*Problem*
Select each line where the word "Дракончик" appears.

*Records for this exercise*
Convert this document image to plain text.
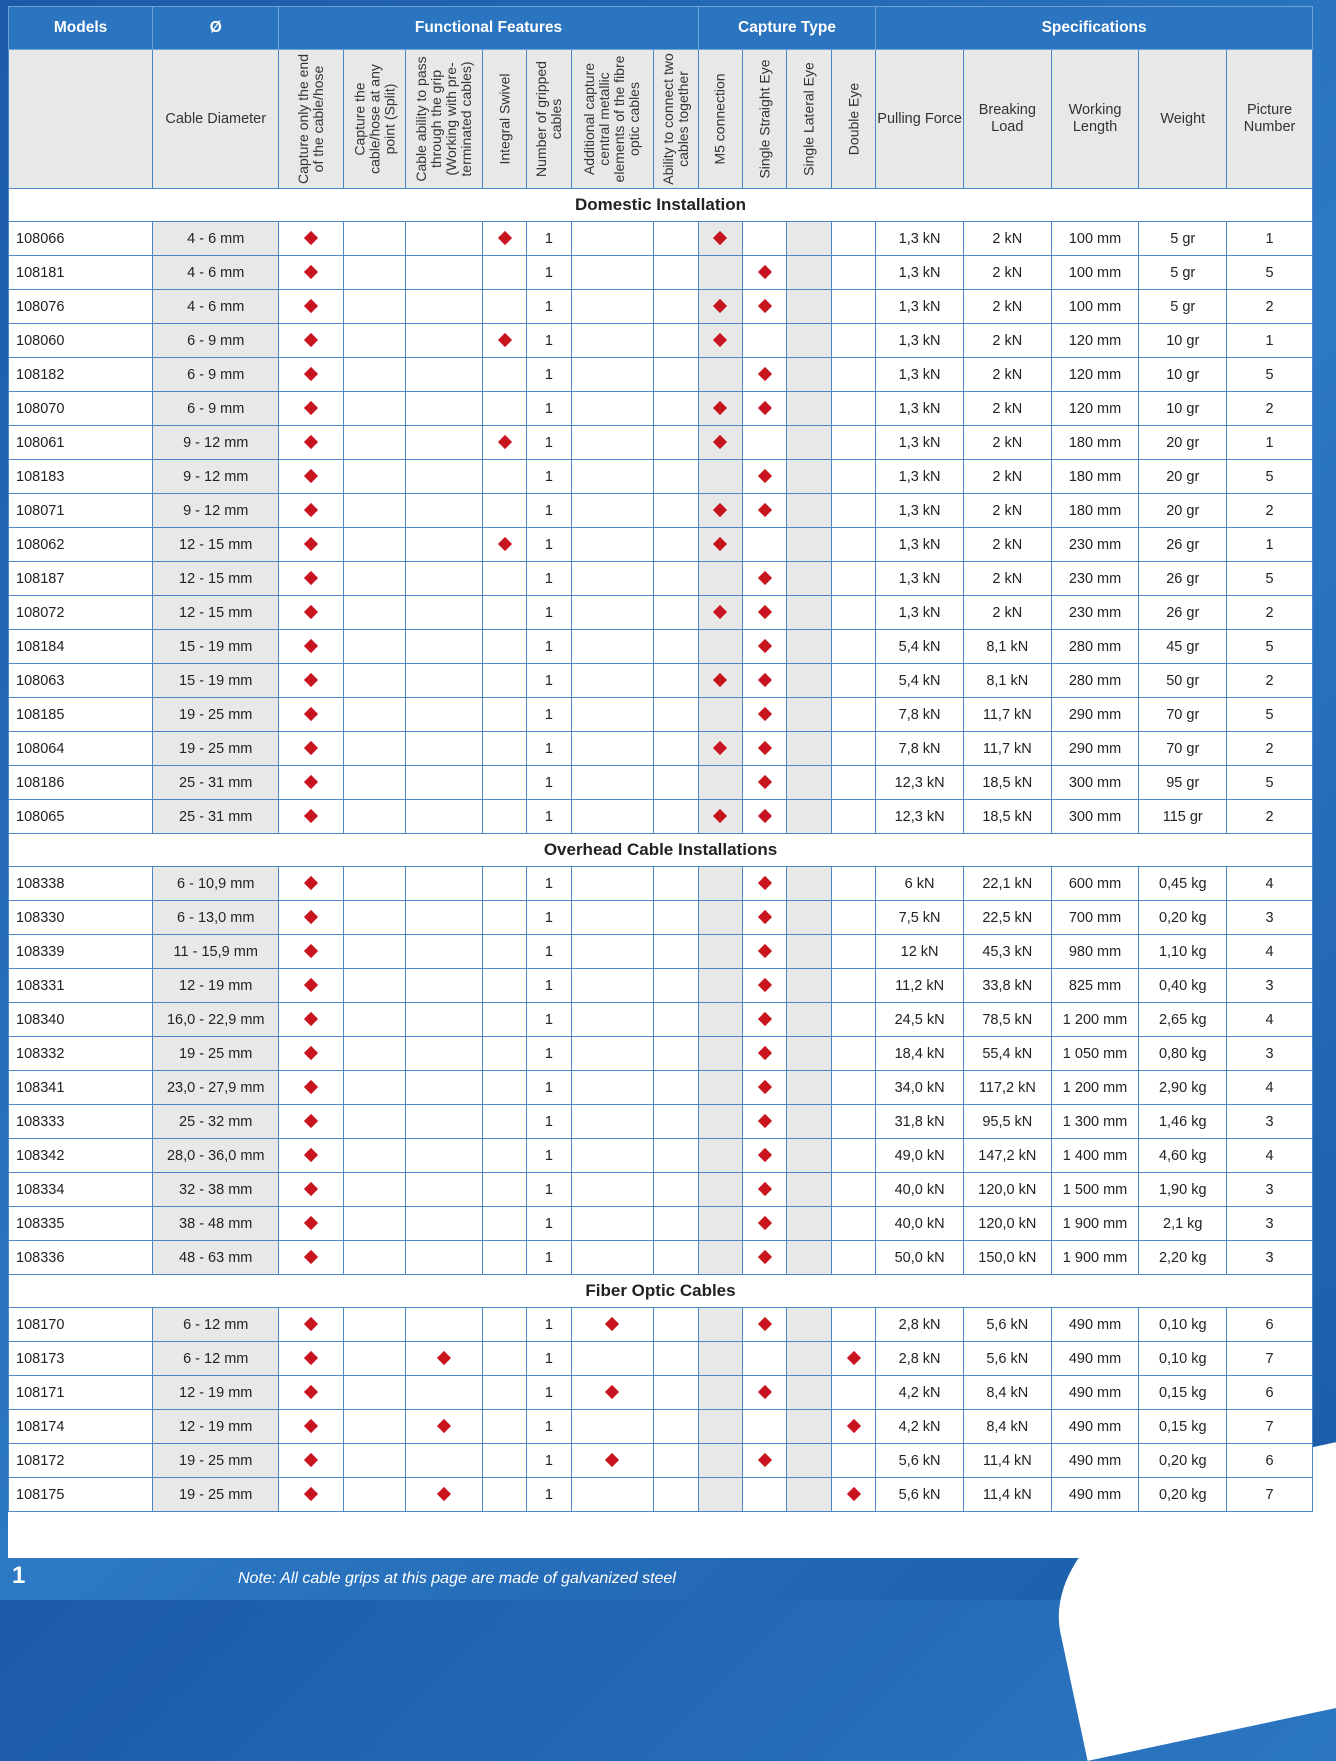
Models	Ø	Functional Features							Capture Type				Specifications				
	Cable Diameter	Capture only the end of the cable/hose	Capture the cable/hose at any point (Split)	Cable ability to pass through the grip (Working with pre-terminated cables)	Integral Swivel	Number of gripped cables	Additional capture central metallic elements of the fibre optic cables	Ability to connect two cables together	M5 connection	Single Straight Eye	Single Lateral Eye	Double Eye	Pulling Force	Breaking Load	Working Length	Weight	Picture Number
Domestic Installation																	
108066	4 - 6 mm					1							1,3 kN	2 kN	100 mm	5 gr	1
108181	4 - 6 mm					1							1,3 kN	2 kN	100 mm	5 gr	5
108076	4 - 6 mm					1							1,3 kN	2 kN	100 mm	5 gr	2
108060	6 - 9 mm					1							1,3 kN	2 kN	120 mm	10 gr	1
108182	6 - 9 mm					1							1,3 kN	2 kN	120 mm	10 gr	5
108070	6 - 9 mm					1							1,3 kN	2 kN	120 mm	10 gr	2
108061	9 - 12 mm					1							1,3 kN	2 kN	180 mm	20 gr	1
108183	9 - 12 mm					1							1,3 kN	2 kN	180 mm	20 gr	5
108071	9 - 12 mm					1							1,3 kN	2 kN	180 mm	20 gr	2
108062	12 - 15 mm					1							1,3 kN	2 kN	230 mm	26 gr	1
108187	12 - 15 mm					1							1,3 kN	2 kN	230 mm	26 gr	5
108072	12 - 15 mm					1							1,3 kN	2 kN	230 mm	26 gr	2
108184	15 - 19 mm					1							5,4 kN	8,1 kN	280 mm	45 gr	5
108063	15 - 19 mm					1							5,4 kN	8,1 kN	280 mm	50 gr	2
108185	19 - 25 mm					1							7,8 kN	11,7 kN	290 mm	70 gr	5
108064	19 - 25 mm					1							7,8 kN	11,7 kN	290 mm	70 gr	2
108186	25 - 31 mm					1							12,3 kN	18,5 kN	300 mm	95 gr	5
108065	25 - 31 mm					1							12,3 kN	18,5 kN	300 mm	115 gr	2
Overhead Cable Installations																	
108338	6 - 10,9 mm					1							6 kN	22,1 kN	600 mm	0,45 kg	4
108330	6 - 13,0 mm					1							7,5 kN	22,5 kN	700 mm	0,20 kg	3
108339	11 - 15,9 mm					1							12 kN	45,3 kN	980 mm	1,10 kg	4
108331	12 - 19 mm					1							11,2 kN	33,8 kN	825 mm	0,40 kg	3
108340	16,0 - 22,9 mm					1							24,5 kN	78,5 kN	1 200 mm	2,65 kg	4
108332	19 - 25 mm					1							18,4 kN	55,4 kN	1 050 mm	0,80 kg	3
108341	23,0 - 27,9 mm					1							34,0 kN	117,2 kN	1 200 mm	2,90 kg	4
108333	25 - 32 mm					1							31,8 kN	95,5 kN	1 300 mm	1,46 kg	3
108342	28,0 - 36,0 mm					1							49,0 kN	147,2 kN	1 400 mm	4,60 kg	4
108334	32 - 38 mm					1							40,0 kN	120,0 kN	1 500 mm	1,90 kg	3
108335	38 - 48 mm					1							40,0 kN	120,0 kN	1 900 mm	2,1 kg	3
108336	48 - 63 mm					1							50,0 kN	150,0 kN	1 900 mm	2,20 kg	3
Fiber Optic Cables																	
108170	6 - 12 mm					1							2,8 kN	5,6 kN	490 mm	0,10 kg	6
108173	6 - 12 mm					1							2,8 kN	5,6 kN	490 mm	0,10 kg	7
108171	12 - 19 mm					1							4,2 kN	8,4 kN	490 mm	0,15 kg	6
108174	12 - 19 mm					1							4,2 kN	8,4 kN	490 mm	0,15 kg	7
108172	19 - 25 mm					1							5,6 kN	11,4 kN	490 mm	0,20 kg	6
108175	19 - 25 mm					1							5,6 kN	11,4 kN	490 mm	0,20 kg	7
1	Note: All cable grips at this page are made of galvanized steel
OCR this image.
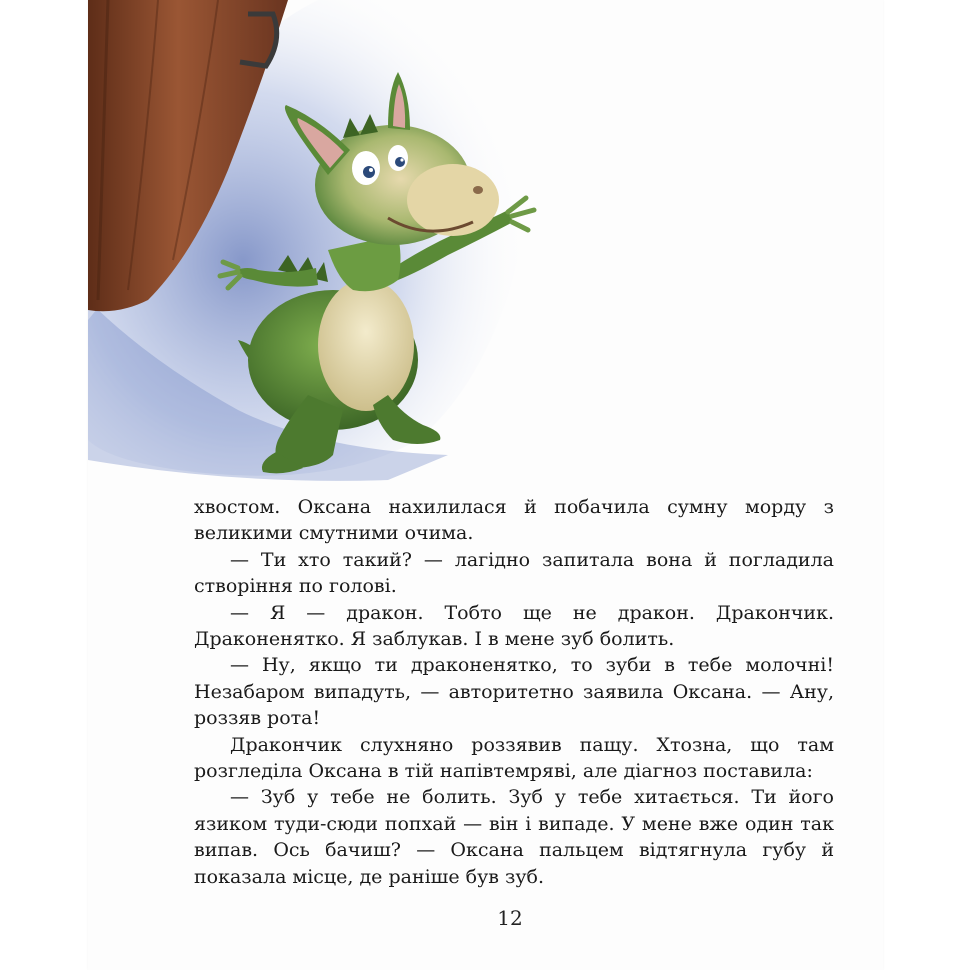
хвостом. Оксана нахилилася й побачила сумну морду з великими смутними очима.

— Ти хто такий? — лагідно запитала вона й погладила створіння по голові.

— Я — дракон. Тобто ще не дракон. Дракончик. Драконенятко. Я заблукав. І в мене зуб болить.

— Ну, якщо ти драконенятко, то зуби в тебе молочні! Незабаром випадуть, — авторитетно заявила Оксана. — Ану, роззяв рота!

Дракончик слухняно роззявив пащу. Хтозна, що там розгледіла Оксана в тій напівтемряві, але діагноз поставила:

— Зуб у тебе не болить. Зуб у тебе хитається. Ти його язиком туди-сюди попхай — він і випаде. У мене вже один так випав. Ось бачиш? — Оксана пальцем відтягнула губу й показала місце, де раніше був зуб.

12
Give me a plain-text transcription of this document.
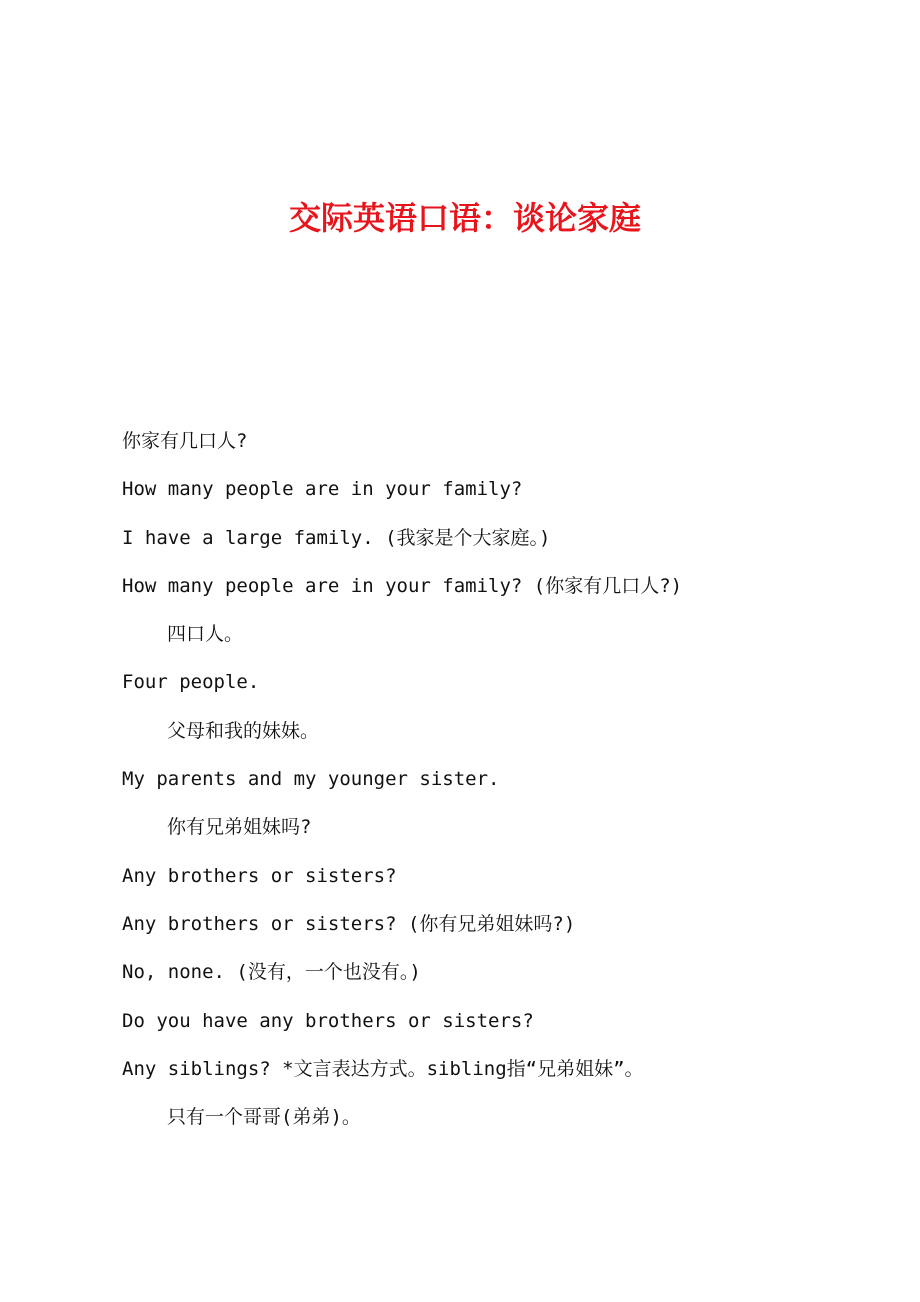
交际英语口语：谈论家庭
你家有几口人?
How many people are in your family?
I have a large family. (我家是个大家庭。)
How many people are in your family? (你家有几口人?)
四口人。
Four people.
父母和我的妹妹。
My parents and my younger sister.
你有兄弟姐妹吗?
Any brothers or sisters?
Any brothers or sisters? (你有兄弟姐妹吗?)
No, none. (没有，一个也没有。)
Do you have any brothers or sisters?
Any siblings? *文言表达方式。sibling指“兄弟姐妹”。
只有一个哥哥(弟弟)。
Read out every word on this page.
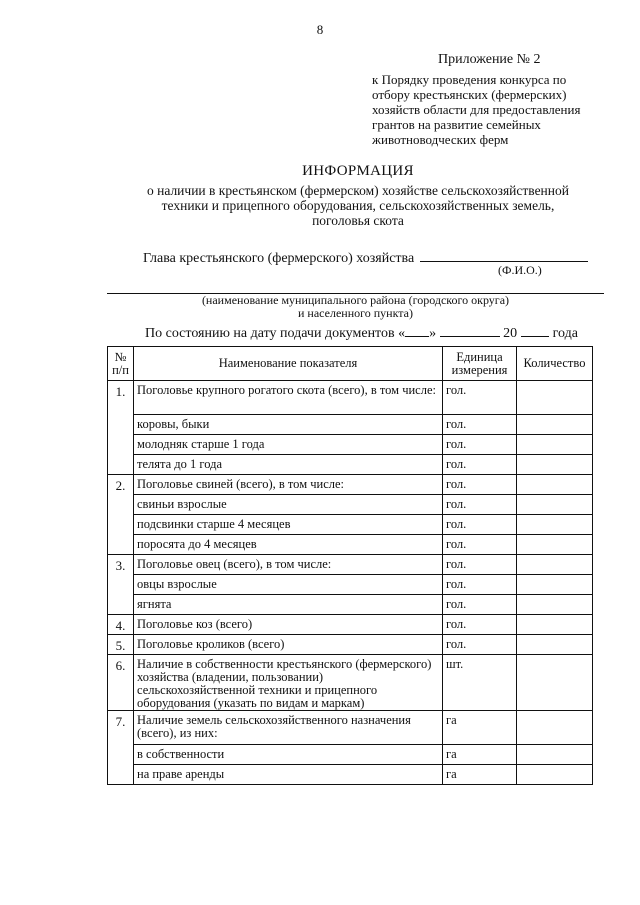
8
Приложение № 2
к Порядку проведения конкурса по
отбору крестьянских (фермерских)
хозяйств области для предоставления
грантов на развитие семейных
животноводческих ферм
ИНФОРМАЦИЯ
о наличии в крестьянском (фермерском) хозяйстве сельскохозяйственной
техники и прицепного оборудования, сельскохозяйственных земель,
поголовья скота
Глава крестьянского (фермерского) хозяйства
(Ф.И.О.)
(наименование муниципального района (городского округа)
и населенного пункта)
По состоянию на дату подачи документов « »	20	года
№ п/п	Наименование показателя	Единица измерения	Количество
1.	Поголовье крупного рогатого скота (всего), в том числе:	гол.	
	коровы, быки	гол.	
	молодняк старше 1 года	гол.	
	телята до 1 года	гол.	
2.	Поголовье свиней (всего), в том числе:	гол.	
	свиньи взрослые	гол.	
	подсвинки старше 4 месяцев	гол.	
	поросята до 4 месяцев	гол.	
3.	Поголовье овец (всего), в том числе:	гол.	
	овцы взрослые	гол.	
	ягнята	гол.	
4.	Поголовье коз (всего)	гол.	
5.	Поголовье кроликов (всего)	гол.	
6.	Наличие в собственности крестьянского (фермерского) хозяйства (владении, пользовании) сельскохозяйственной техники и прицепного оборудования (указать по видам и маркам)	шт.	
7.	Наличие земель сельскохозяйственного назначения (всего), из них:	га	
	в собственности	га	
	на праве аренды	га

*Reply*
— Я — дракон. Тобто ще не дракон. Дракончик. Драконенятко. Я заблукав. І в мене зуб болить.
Дракончик слухняно роззявив пащу. Хтозна, що там розгледіла Оксана в тій напівтемряві, але діагноз поставила:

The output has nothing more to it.